- _PAGE TEXT_:
***

# Shipping artwork to Dubai



## lutzkk (Aug 18, 2011)

Hello everyone,

We will be moving to Dubai next month and I am concerned about shipping some original pieces of our artwork due to the heat. I've heard that people have had candles melt in the ship cargo shipment, but I'm also thinking art must be crated and shipped all the time. Our moving company has said they can't guarantee the safe arrival of these items but this may be more of a CYA statement. Has anyone shipped original artwork at this time of year and did you have any problems?

Thank you for any insights you can offer.
K


----------



## Garth Vader (May 11, 2012)

Send it separately by air?


----------



## lutzkk (Aug 18, 2011)

Garth Vader said:


> Send it separately by air?


We do also have an air cargo shipment. I do not know if that is any better temperature wise than the ship cargo.


----------



## m1key (Jun 29, 2011)

We sent some oil paintings that arrived in May in 40c heat. They were fine. They weren't valuable so we were happy to take the risk. Just make sure they are packed correctly. Air will mean less time exposed to heat, but are more likely to get a bashing.


----------



## Garth Vader (May 11, 2012)

lutzkk said:


> We do also have an air cargo shipment. I do not know if that is any better temperature wise than the ship cargo.


Cargo holds range from near freezing to about 20 degrees C, so during transit they'll be fine. Might get a bit warmer on the tarmac this end though


----------

***

- _ENTRIES_:

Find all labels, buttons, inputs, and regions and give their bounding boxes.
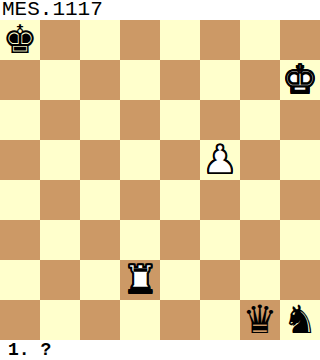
square-e2[interactable]: [160, 260, 200, 300]
square-e7[interactable]: [160, 60, 200, 100]
square-a1[interactable]: [0, 300, 40, 340]
piece-white-king: ♚: [283, 60, 318, 100]
square-b4[interactable]: [40, 180, 80, 220]
square-b6[interactable]: [40, 100, 80, 140]
square-b5[interactable]: [40, 140, 80, 180]
square-d3[interactable]: [120, 220, 160, 260]
square-g5[interactable]: [240, 140, 280, 180]
piece-black-knight: ♞: [283, 300, 318, 340]
square-c1[interactable]: [80, 300, 120, 340]
square-e1[interactable]: [160, 300, 200, 340]
square-h3[interactable]: [280, 220, 320, 260]
square-d5[interactable]: [120, 140, 160, 180]
square-g7[interactable]: [240, 60, 280, 100]
square-a3[interactable]: [0, 220, 40, 260]
square-h4[interactable]: [280, 180, 320, 220]
piece-white-pawn: ♟: [203, 140, 238, 180]
square-c2[interactable]: [80, 260, 120, 300]
square-e5[interactable]: [160, 140, 200, 180]
square-d4[interactable]: [120, 180, 160, 220]
square-b1[interactable]: [40, 300, 80, 340]
square-b8[interactable]: [40, 20, 80, 60]
square-f1[interactable]: [200, 300, 240, 340]
move-prompt: 1. ?: [8, 340, 51, 360]
square-c6[interactable]: [80, 100, 120, 140]
square-a2[interactable]: [0, 260, 40, 300]
square-h5[interactable]: [280, 140, 320, 180]
square-g3[interactable]: [240, 220, 280, 260]
square-c7[interactable]: [80, 60, 120, 100]
chess-puzzle-page: MES.1117 ♚♚♟♜♛♞ 1. ?: [0, 0, 320, 360]
square-d1[interactable]: [120, 300, 160, 340]
square-h1[interactable]: ♞: [280, 300, 320, 340]
square-g2[interactable]: [240, 260, 280, 300]
square-g1[interactable]: ♛: [240, 300, 280, 340]
square-g4[interactable]: [240, 180, 280, 220]
square-d6[interactable]: [120, 100, 160, 140]
square-f5[interactable]: ♟: [200, 140, 240, 180]
square-g8[interactable]: [240, 20, 280, 60]
chess-board: ♚♚♟♜♛♞: [0, 20, 320, 340]
square-f4[interactable]: [200, 180, 240, 220]
square-a6[interactable]: [0, 100, 40, 140]
square-f3[interactable]: [200, 220, 240, 260]
square-c3[interactable]: [80, 220, 120, 260]
square-d8[interactable]: [120, 20, 160, 60]
square-e8[interactable]: [160, 20, 200, 60]
square-b7[interactable]: [40, 60, 80, 100]
puzzle-id: MES.1117: [2, 0, 103, 20]
square-b2[interactable]: [40, 260, 80, 300]
square-c5[interactable]: [80, 140, 120, 180]
square-a8[interactable]: ♚: [0, 20, 40, 60]
square-e4[interactable]: [160, 180, 200, 220]
piece-black-queen: ♛: [243, 300, 278, 340]
square-h8[interactable]: [280, 20, 320, 60]
square-a4[interactable]: [0, 180, 40, 220]
square-f8[interactable]: [200, 20, 240, 60]
square-c8[interactable]: [80, 20, 120, 60]
square-f2[interactable]: [200, 260, 240, 300]
square-h7[interactable]: ♚: [280, 60, 320, 100]
square-e6[interactable]: [160, 100, 200, 140]
square-d2[interactable]: ♜: [120, 260, 160, 300]
square-c4[interactable]: [80, 180, 120, 220]
square-d7[interactable]: [120, 60, 160, 100]
square-a7[interactable]: [0, 60, 40, 100]
square-f6[interactable]: [200, 100, 240, 140]
square-f7[interactable]: [200, 60, 240, 100]
square-h6[interactable]: [280, 100, 320, 140]
square-e3[interactable]: [160, 220, 200, 260]
piece-white-rook: ♜: [123, 260, 158, 300]
piece-black-king: ♚: [3, 20, 38, 60]
square-g6[interactable]: [240, 100, 280, 140]
square-h2[interactable]: [280, 260, 320, 300]
square-b3[interactable]: [40, 220, 80, 260]
square-a5[interactable]: [0, 140, 40, 180]
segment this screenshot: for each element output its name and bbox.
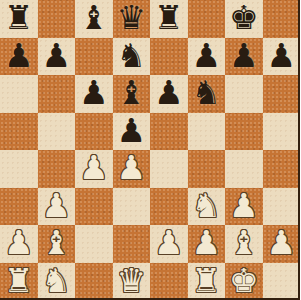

***

- _EXERCISE DESCRIPTION_:
Please say what temperature range cargo holds have, according to the thread on shipping artwork to Dubai.

- _EXERCISE SOLUTION_:
From near freezing to about 20 degrees C.